Go through the material below and copy all lines with "ylabel".

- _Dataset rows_
START

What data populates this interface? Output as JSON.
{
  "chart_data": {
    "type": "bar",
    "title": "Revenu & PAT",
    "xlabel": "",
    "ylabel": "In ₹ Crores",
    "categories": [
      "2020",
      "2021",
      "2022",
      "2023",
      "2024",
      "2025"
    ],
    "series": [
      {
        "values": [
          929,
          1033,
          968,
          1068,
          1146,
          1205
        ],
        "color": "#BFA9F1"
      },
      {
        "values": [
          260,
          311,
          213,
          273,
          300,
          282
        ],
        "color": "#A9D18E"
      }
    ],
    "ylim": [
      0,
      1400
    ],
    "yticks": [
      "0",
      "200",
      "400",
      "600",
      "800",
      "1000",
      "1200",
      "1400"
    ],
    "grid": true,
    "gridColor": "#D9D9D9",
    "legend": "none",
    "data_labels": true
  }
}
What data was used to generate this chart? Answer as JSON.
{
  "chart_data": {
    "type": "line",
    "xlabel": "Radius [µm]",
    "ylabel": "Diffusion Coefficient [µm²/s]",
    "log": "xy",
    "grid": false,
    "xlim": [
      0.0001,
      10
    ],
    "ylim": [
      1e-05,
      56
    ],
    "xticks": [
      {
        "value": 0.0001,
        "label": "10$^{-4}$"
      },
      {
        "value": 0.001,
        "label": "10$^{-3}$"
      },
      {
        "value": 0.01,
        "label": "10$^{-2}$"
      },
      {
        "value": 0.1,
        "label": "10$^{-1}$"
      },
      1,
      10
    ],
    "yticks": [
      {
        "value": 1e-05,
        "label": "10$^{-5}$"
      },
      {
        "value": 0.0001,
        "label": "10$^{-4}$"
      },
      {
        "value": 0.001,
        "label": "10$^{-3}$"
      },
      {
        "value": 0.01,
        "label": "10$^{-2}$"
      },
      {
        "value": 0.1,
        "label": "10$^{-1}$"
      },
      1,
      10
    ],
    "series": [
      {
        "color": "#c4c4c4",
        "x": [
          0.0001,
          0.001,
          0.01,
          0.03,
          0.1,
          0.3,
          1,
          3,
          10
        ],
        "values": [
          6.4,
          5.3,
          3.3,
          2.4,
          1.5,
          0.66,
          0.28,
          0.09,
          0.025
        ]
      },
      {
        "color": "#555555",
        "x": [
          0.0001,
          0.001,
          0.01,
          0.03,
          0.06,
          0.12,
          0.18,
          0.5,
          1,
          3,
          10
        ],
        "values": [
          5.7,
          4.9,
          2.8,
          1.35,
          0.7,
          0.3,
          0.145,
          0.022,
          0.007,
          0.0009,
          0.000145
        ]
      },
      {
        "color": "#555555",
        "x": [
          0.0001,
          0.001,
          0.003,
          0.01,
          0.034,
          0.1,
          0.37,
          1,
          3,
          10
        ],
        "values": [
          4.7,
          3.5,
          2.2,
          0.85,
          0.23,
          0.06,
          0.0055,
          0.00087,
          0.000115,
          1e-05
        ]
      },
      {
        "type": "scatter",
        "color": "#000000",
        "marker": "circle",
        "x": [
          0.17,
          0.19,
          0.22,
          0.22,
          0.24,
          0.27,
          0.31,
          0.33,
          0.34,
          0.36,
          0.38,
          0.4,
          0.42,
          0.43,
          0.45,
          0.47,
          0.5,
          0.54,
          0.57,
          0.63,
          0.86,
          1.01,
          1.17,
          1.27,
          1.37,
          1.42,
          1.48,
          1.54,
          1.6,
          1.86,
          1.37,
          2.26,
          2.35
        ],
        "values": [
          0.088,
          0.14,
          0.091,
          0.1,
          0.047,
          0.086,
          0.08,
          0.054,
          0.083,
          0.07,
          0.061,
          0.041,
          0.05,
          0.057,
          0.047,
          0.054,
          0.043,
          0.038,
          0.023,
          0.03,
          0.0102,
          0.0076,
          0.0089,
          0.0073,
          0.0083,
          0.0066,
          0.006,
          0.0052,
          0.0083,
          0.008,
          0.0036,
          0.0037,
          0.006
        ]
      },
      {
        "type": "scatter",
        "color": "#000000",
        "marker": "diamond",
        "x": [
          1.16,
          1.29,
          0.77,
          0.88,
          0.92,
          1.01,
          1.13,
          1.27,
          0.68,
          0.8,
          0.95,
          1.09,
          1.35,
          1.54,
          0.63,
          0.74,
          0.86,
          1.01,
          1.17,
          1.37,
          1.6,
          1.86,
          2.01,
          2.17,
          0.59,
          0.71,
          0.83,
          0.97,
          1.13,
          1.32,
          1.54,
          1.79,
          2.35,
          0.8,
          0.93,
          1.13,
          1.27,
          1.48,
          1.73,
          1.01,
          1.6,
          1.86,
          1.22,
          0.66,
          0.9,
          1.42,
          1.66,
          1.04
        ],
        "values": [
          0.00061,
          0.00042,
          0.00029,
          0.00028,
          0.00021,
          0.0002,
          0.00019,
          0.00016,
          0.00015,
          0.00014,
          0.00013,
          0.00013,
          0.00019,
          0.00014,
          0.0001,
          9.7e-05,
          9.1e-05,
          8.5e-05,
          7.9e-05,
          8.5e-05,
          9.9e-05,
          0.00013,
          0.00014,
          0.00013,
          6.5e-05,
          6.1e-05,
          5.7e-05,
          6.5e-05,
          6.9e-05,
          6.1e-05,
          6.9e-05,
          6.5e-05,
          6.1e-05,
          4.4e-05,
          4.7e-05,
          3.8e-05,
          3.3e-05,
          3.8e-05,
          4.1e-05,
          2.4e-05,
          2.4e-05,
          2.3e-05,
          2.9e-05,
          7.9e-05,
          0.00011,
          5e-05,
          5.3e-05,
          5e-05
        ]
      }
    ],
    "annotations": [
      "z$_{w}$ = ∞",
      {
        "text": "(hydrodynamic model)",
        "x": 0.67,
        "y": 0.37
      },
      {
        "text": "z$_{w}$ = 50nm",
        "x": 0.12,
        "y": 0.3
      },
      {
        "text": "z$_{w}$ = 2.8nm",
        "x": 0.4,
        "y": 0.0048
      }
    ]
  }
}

END

- _The answer_
    "ylabel": "In ₹ Crores",
    "ylabel": "Diffusion Coefficient [µm²/s]",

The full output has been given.